--- Dataset rows ---

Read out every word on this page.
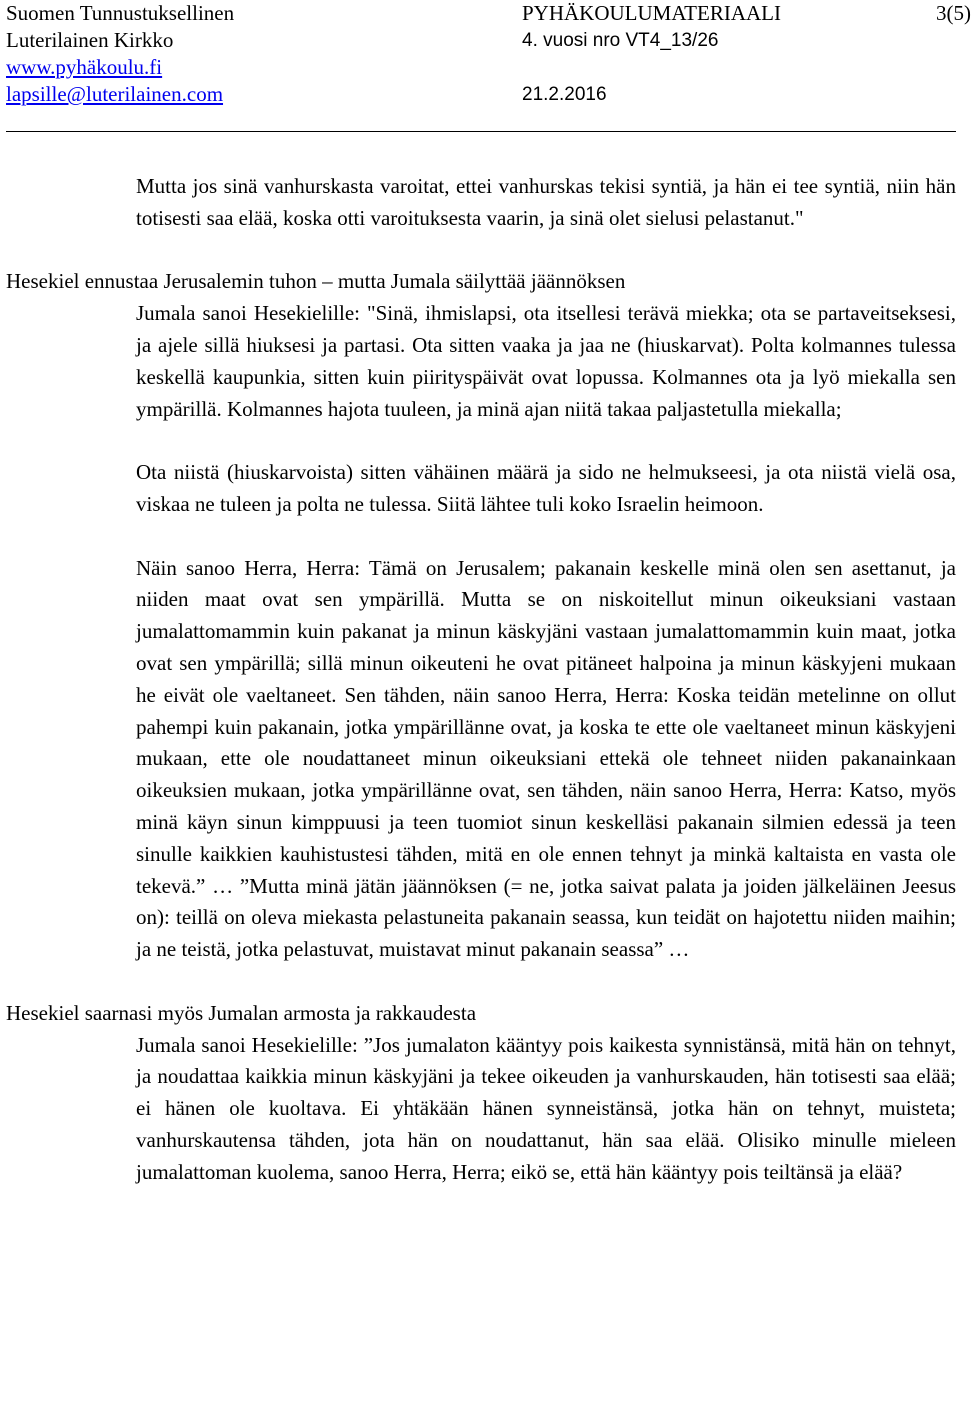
Suomen Tunnustuksellinen
Luterilainen Kirkko
www.pyhäkoulu.fi
lapsille@luterilainen.com
PYHÄKOULUMATERIAALI
4. vuosi nro VT4_13/26
21.2.2016
3(5)

Mutta jos sinä vanhurskasta varoitat, ettei vanhurskas tekisi syntiä, ja hän ei tee syntiä, niin hän totisesti saa elää, koska otti varoituksesta vaarin, ja sinä olet sielusi pelastanut."

Hesekiel ennustaa Jerusalemin tuhon – mutta Jumala säilyttää jäännöksen

Jumala sanoi Hesekielille: "Sinä, ihmislapsi, ota itsellesi terävä miekka; ota se partaveitseksesi, ja ajele sillä hiuksesi ja partasi. Ota sitten vaaka ja jaa ne (hiuskarvat). Polta kolmannes tulessa keskellä kaupunkia, sitten kuin piirityspäivät ovat lopussa. Kolmannes ota ja lyö miekalla sen ympärillä. Kolmannes hajota tuuleen, ja minä ajan niitä takaa paljastetulla miekalla;

Ota niistä (hiuskarvoista) sitten vähäinen määrä ja sido ne helmukseesi, ja ota niistä vielä osa, viskaa ne tuleen ja polta ne tulessa. Siitä lähtee tuli koko Israelin heimoon.

Näin sanoo Herra, Herra: Tämä on Jerusalem; pakanain keskelle minä olen sen asettanut, ja niiden maat ovat sen ympärillä. Mutta se on niskoitellut minun oikeuksiani vastaan jumalattomammin kuin pakanat ja minun käskyjäni vastaan jumalattomammin kuin maat, jotka ovat sen ympärillä; sillä minun oikeuteni he ovat pitäneet halpoina ja minun käskyjeni mukaan he eivät ole vaeltaneet. Sen tähden, näin sanoo Herra, Herra: Koska teidän metelinne on ollut pahempi kuin pakanain, jotka ympärillänne ovat, ja koska te ette ole vaeltaneet minun käskyjeni mukaan, ette ole noudattaneet minun oikeuksiani ettekä ole tehneet niiden pakanainkaan oikeuksien mukaan, jotka ympärillänne ovat, sen tähden, näin sanoo Herra, Herra: Katso, myös minä käyn sinun kimppuusi ja teen tuomiot sinun keskelläsi pakanain silmien edessä ja teen sinulle kaikkien kauhistustesi tähden, mitä en ole ennen tehnyt ja minkä kaltaista en vasta ole tekevä.” … ”Mutta minä jätän jäännöksen (= ne, jotka saivat palata ja joiden jälkeläinen Jeesus on): teillä on oleva miekasta pelastuneita pakanain seassa, kun teidät on hajotettu niiden maihin; ja ne teistä, jotka pelastuvat, muistavat minut pakanain seassa” …

Hesekiel saarnasi myös Jumalan armosta ja rakkaudesta

Jumala sanoi Hesekielille: ”Jos jumalaton kääntyy pois kaikesta synnistänsä, mitä hän on tehnyt, ja noudattaa kaikkia minun käskyjäni ja tekee oikeuden ja vanhurskauden, hän totisesti saa elää; ei hänen ole kuoltava. Ei yhtäkään hänen synneistänsä, jotka hän on tehnyt, muisteta; vanhurskautensa tähden, jota hän on noudattanut, hän saa elää. Olisiko minulle mieleen jumalattoman kuolema, sanoo Herra, Herra; eikö se, että hän kääntyy pois teiltänsä ja elää?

---

Problem statement
Without the pictures, restate all the entries above exactly.

Correct output
Read out every word on this page.
Suomen Tunnustuksellinen
Luterilainen Kirkko
www.pyhäkoulu.fi
lapsille@luterilainen.com
PYHÄKOULUMATERIAALI
4. vuosi nro VT4_13/26
21.2.2016
3(5)

Mutta jos sinä vanhurskasta varoitat, ettei vanhurskas tekisi syntiä, ja hän ei tee syntiä, niin hän totisesti saa elää, koska otti varoituksesta vaarin, ja sinä olet sielusi pelastanut."

Hesekiel ennustaa Jerusalemin tuhon – mutta Jumala säilyttää jäännöksen

Jumala sanoi Hesekielille: "Sinä, ihmislapsi, ota itsellesi terävä miekka; ota se partaveitseksesi, ja ajele sillä hiuksesi ja partasi. Ota sitten vaaka ja jaa ne (hiuskarvat). Polta kolmannes tulessa keskellä kaupunkia, sitten kuin piirityspäivät ovat lopussa. Kolmannes ota ja lyö miekalla sen ympärillä. Kolmannes hajota tuuleen, ja minä ajan niitä takaa paljastetulla miekalla;

Ota niistä (hiuskarvoista) sitten vähäinen määrä ja sido ne helmukseesi, ja ota niistä vielä osa, viskaa ne tuleen ja polta ne tulessa. Siitä lähtee tuli koko Israelin heimoon.

Näin sanoo Herra, Herra: Tämä on Jerusalem; pakanain keskelle minä olen sen asettanut, ja niiden maat ovat sen ympärillä. Mutta se on niskoitellut minun oikeuksiani vastaan jumalattomammin kuin pakanat ja minun käskyjäni vastaan jumalattomammin kuin maat, jotka ovat sen ympärillä; sillä minun oikeuteni he ovat pitäneet halpoina ja minun käskyjeni mukaan he eivät ole vaeltaneet. Sen tähden, näin sanoo Herra, Herra: Koska teidän metelinne on ollut pahempi kuin pakanain, jotka ympärillänne ovat, ja koska te ette ole vaeltaneet minun käskyjeni mukaan, ette ole noudattaneet minun oikeuksiani ettekä ole tehneet niiden pakanainkaan oikeuksien mukaan, jotka ympärillänne ovat, sen tähden, näin sanoo Herra, Herra: Katso, myös minä käyn sinun kimppuusi ja teen tuomiot sinun keskelläsi pakanain silmien edessä ja teen sinulle kaikkien kauhistustesi tähden, mitä en ole ennen tehnyt ja minkä kaltaista en vasta ole tekevä.” … ”Mutta minä jätän jäännöksen (= ne, jotka saivat palata ja joiden jälkeläinen Jeesus on): teillä on oleva miekasta pelastuneita pakanain seassa, kun teidät on hajotettu niiden maihin; ja ne teistä, jotka pelastuvat, muistavat minut pakanain seassa” …

Hesekiel saarnasi myös Jumalan armosta ja rakkaudesta

Jumala sanoi Hesekielille: ”Jos jumalaton kääntyy pois kaikesta synnistänsä, mitä hän on tehnyt, ja noudattaa kaikkia minun käskyjäni ja tekee oikeuden ja vanhurskauden, hän totisesti saa elää; ei hänen ole kuoltava. Ei yhtäkään hänen synneistänsä, jotka hän on tehnyt, muisteta; vanhurskautensa tähden, jota hän on noudattanut, hän saa elää. Olisiko minulle mieleen jumalattoman kuolema, sanoo Herra, Herra; eikö se, että hän kääntyy pois teiltänsä ja elää?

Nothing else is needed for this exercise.